- **DIRECTIONS**
Render the entries below as a Markdown table, from the start of the entries through the line containing "- x-tick-label: Instituto", with one row per line, blank lines omitted, and the columns Row (its number) and Text (the line).

- **INFORMATION PROVIDED**
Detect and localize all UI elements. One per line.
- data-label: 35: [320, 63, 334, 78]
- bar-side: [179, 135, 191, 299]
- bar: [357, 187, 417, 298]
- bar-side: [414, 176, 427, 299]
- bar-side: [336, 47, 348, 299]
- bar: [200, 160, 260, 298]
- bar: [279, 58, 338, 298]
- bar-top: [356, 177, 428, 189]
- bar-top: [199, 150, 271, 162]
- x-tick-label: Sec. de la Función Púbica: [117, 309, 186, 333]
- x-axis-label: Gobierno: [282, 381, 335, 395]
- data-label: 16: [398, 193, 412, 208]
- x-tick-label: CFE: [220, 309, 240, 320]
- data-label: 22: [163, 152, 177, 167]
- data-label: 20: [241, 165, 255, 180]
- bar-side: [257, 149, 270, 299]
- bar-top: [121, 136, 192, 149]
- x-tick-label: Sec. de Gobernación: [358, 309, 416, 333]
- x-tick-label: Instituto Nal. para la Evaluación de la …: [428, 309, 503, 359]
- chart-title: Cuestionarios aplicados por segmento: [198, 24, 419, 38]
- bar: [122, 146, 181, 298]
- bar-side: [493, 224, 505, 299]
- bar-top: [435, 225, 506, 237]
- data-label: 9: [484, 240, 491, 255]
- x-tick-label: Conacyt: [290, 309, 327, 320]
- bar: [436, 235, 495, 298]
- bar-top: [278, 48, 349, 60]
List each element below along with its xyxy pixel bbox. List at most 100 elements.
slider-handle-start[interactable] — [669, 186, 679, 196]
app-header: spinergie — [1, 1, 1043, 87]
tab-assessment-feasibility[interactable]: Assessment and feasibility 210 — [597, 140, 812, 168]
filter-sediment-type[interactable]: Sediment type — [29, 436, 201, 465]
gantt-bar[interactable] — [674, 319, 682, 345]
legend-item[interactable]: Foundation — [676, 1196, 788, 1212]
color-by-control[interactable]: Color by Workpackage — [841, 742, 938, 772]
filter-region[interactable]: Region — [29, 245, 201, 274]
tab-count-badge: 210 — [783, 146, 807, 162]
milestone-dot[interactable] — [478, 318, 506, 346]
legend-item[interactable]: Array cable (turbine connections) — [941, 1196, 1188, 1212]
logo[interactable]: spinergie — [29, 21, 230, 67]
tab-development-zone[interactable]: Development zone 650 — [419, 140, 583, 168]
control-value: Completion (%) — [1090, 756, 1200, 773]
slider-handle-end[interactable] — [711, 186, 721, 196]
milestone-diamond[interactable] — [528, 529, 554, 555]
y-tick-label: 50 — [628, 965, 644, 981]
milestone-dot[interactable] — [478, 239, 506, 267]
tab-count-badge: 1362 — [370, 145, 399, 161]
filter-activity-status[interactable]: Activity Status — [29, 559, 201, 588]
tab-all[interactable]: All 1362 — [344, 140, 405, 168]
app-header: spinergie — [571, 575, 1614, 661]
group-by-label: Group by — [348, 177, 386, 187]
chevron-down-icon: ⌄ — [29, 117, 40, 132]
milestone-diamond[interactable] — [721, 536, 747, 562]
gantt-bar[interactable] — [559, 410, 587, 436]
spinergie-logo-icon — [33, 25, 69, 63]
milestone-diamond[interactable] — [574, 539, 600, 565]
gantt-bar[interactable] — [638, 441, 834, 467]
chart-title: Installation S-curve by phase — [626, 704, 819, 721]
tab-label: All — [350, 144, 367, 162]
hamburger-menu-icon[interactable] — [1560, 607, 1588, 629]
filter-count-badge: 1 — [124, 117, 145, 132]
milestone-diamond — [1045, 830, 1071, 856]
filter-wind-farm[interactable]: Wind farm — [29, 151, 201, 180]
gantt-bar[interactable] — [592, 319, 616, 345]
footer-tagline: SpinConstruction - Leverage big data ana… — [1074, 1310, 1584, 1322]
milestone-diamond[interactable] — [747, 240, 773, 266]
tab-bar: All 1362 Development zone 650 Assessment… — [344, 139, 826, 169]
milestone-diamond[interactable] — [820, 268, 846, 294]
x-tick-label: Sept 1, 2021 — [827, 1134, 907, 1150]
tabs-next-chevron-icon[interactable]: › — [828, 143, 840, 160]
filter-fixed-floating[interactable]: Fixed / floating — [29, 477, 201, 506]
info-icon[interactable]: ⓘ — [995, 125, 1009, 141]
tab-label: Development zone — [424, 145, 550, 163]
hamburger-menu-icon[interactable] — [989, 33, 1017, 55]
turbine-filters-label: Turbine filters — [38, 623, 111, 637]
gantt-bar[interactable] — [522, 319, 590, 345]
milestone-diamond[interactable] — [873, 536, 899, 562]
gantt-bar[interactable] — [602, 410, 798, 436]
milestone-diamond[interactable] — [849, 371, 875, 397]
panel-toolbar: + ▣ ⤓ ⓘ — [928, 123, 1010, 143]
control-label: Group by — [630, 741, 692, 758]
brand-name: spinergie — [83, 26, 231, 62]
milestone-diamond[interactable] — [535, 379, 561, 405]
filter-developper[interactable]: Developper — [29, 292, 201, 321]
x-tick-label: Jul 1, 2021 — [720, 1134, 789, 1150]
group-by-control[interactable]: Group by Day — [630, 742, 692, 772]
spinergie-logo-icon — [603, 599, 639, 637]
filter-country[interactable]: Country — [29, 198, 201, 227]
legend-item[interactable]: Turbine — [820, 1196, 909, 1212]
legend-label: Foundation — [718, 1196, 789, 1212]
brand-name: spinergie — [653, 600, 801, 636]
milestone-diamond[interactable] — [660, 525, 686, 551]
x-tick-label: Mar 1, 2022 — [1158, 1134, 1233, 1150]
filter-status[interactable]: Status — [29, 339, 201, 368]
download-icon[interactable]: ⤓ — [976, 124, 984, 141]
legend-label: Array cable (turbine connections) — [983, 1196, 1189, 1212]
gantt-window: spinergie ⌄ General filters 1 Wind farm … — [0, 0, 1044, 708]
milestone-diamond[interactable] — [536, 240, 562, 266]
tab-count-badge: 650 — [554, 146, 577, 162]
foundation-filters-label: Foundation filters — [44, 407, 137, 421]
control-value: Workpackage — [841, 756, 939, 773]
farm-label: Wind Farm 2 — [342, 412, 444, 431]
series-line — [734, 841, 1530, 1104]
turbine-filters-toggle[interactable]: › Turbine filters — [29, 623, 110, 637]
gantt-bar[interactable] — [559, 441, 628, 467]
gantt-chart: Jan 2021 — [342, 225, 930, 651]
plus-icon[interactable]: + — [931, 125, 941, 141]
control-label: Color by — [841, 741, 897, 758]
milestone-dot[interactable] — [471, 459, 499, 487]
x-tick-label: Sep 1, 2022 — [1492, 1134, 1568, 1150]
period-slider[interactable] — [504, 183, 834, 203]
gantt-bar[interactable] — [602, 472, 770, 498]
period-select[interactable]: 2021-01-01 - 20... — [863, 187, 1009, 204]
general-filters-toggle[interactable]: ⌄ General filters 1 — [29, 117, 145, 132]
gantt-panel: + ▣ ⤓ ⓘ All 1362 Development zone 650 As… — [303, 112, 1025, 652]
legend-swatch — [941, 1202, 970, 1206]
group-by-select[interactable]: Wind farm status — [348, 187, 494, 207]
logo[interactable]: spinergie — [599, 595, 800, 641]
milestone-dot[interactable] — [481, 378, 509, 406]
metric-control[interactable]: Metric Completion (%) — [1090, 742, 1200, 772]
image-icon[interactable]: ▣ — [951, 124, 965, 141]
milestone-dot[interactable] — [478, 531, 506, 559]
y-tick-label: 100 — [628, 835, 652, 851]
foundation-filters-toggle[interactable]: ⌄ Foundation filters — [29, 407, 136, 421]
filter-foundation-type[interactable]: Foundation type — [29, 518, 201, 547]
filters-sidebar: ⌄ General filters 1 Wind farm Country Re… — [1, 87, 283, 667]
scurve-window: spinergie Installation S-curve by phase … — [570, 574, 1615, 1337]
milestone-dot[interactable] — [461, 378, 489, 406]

- **THE REPLY**
| Row | Text |
|---|---|
| 1 | Detect and localize all UI elements. One per line. |
| 2 | - data-label: 35: [320, 63, 334, 78] |
| 3 | - bar-side: [179, 135, 191, 299] |
| 4 | - bar: [357, 187, 417, 298] |
| 5 | - bar-side: [414, 176, 427, 299] |
| 6 | - bar-side: [336, 47, 348, 299] |
| 7 | - bar: [200, 160, 260, 298] |
| 8 | - bar: [279, 58, 338, 298] |
| 9 | - bar-top: [356, 177, 428, 189] |
| 10 | - bar-top: [199, 150, 271, 162] |
| 11 | - x-tick-label: Sec. de la Función Púbica: [117, 309, 186, 333] |
| 12 | - x-axis-label: Gobierno: [282, 381, 335, 395] |
| 13 | - data-label: 16: [398, 193, 412, 208] |
| 14 | - x-tick-label: CFE: [220, 309, 240, 320] |
| 15 | - data-label: 22: [163, 152, 177, 167] |
| 16 | - data-label: 20: [241, 165, 255, 180] |
| 17 | - bar-side: [257, 149, 270, 299] |
| 18 | - bar-top: [121, 136, 192, 149] |
| 19 | - x-tick-label: Sec. de Gobernación: [358, 309, 416, 333] |
| 20 | - x-tick-label: Instituto Nal. para la Evaluación de la …: [428, 309, 503, 359] |